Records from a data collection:
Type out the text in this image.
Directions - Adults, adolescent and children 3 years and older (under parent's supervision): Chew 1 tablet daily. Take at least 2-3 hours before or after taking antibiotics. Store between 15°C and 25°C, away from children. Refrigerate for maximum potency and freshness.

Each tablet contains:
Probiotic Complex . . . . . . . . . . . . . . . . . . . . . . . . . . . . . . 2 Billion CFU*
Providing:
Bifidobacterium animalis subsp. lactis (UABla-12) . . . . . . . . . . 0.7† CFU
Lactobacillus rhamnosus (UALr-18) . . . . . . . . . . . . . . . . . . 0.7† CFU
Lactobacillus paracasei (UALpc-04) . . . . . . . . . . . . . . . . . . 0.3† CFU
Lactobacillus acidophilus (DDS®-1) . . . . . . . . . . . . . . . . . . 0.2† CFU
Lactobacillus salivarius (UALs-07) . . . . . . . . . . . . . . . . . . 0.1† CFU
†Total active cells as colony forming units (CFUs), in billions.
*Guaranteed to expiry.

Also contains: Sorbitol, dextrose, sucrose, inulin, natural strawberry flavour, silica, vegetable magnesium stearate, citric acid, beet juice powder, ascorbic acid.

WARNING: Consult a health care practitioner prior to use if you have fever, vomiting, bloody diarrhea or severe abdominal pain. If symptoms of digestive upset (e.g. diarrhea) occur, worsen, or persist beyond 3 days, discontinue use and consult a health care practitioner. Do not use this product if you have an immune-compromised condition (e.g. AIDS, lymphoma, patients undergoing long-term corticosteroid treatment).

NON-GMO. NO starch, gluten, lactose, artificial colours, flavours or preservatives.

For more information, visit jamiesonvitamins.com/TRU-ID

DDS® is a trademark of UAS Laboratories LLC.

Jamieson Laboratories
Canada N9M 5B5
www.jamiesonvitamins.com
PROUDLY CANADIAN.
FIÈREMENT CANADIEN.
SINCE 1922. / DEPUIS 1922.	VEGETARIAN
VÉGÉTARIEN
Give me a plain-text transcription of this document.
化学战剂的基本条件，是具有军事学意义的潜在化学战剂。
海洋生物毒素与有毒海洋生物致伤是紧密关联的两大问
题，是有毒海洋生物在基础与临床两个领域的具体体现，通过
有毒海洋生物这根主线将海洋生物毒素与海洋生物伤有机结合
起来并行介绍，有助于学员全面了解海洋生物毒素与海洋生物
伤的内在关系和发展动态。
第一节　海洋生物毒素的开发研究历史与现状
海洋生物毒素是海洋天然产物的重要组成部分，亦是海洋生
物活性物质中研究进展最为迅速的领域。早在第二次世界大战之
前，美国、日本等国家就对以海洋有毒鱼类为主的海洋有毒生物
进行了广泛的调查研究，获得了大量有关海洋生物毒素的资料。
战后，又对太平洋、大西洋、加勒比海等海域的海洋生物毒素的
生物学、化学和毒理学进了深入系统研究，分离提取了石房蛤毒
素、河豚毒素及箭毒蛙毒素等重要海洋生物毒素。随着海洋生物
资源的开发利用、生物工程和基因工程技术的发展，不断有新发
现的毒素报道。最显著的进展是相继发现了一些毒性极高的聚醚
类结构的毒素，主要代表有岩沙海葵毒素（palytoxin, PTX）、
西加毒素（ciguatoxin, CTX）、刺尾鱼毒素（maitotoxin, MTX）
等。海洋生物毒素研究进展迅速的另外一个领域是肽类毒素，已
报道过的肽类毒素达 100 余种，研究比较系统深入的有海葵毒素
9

* _EXERCISE BRIEF_: Reproduce each line of the entries above from the one containing "Give me a plain-text" through the last, exactly, and no other line.

* _ANSWER_:
Give me a plain-text transcription of this document.
化学战剂的基本条件，是具有军事学意义的潜在化学战剂。
海洋生物毒素与有毒海洋生物致伤是紧密关联的两大问
题，是有毒海洋生物在基础与临床两个领域的具体体现，通过
有毒海洋生物这根主线将海洋生物毒素与海洋生物伤有机结合
起来并行介绍，有助于学员全面了解海洋生物毒素与海洋生物
伤的内在关系和发展动态。
第一节　海洋生物毒素的开发研究历史与现状
海洋生物毒素是海洋天然产物的重要组成部分，亦是海洋生
物活性物质中研究进展最为迅速的领域。早在第二次世界大战之
前，美国、日本等国家就对以海洋有毒鱼类为主的海洋有毒生物
进行了广泛的调查研究，获得了大量有关海洋生物毒素的资料。
战后，又对太平洋、大西洋、加勒比海等海域的海洋生物毒素的
生物学、化学和毒理学进了深入系统研究，分离提取了石房蛤毒
素、河豚毒素及箭毒蛙毒素等重要海洋生物毒素。随着海洋生物
资源的开发利用、生物工程和基因工程技术的发展，不断有新发
现的毒素报道。最显著的进展是相继发现了一些毒性极高的聚醚
类结构的毒素，主要代表有岩沙海葵毒素（palytoxin, PTX）、
西加毒素（ciguatoxin, CTX）、刺尾鱼毒素（maitotoxin, MTX）
等。海洋生物毒素研究进展迅速的另外一个领域是肽类毒素，已
报道过的肽类毒素达 100 余种，研究比较系统深入的有海葵毒素
9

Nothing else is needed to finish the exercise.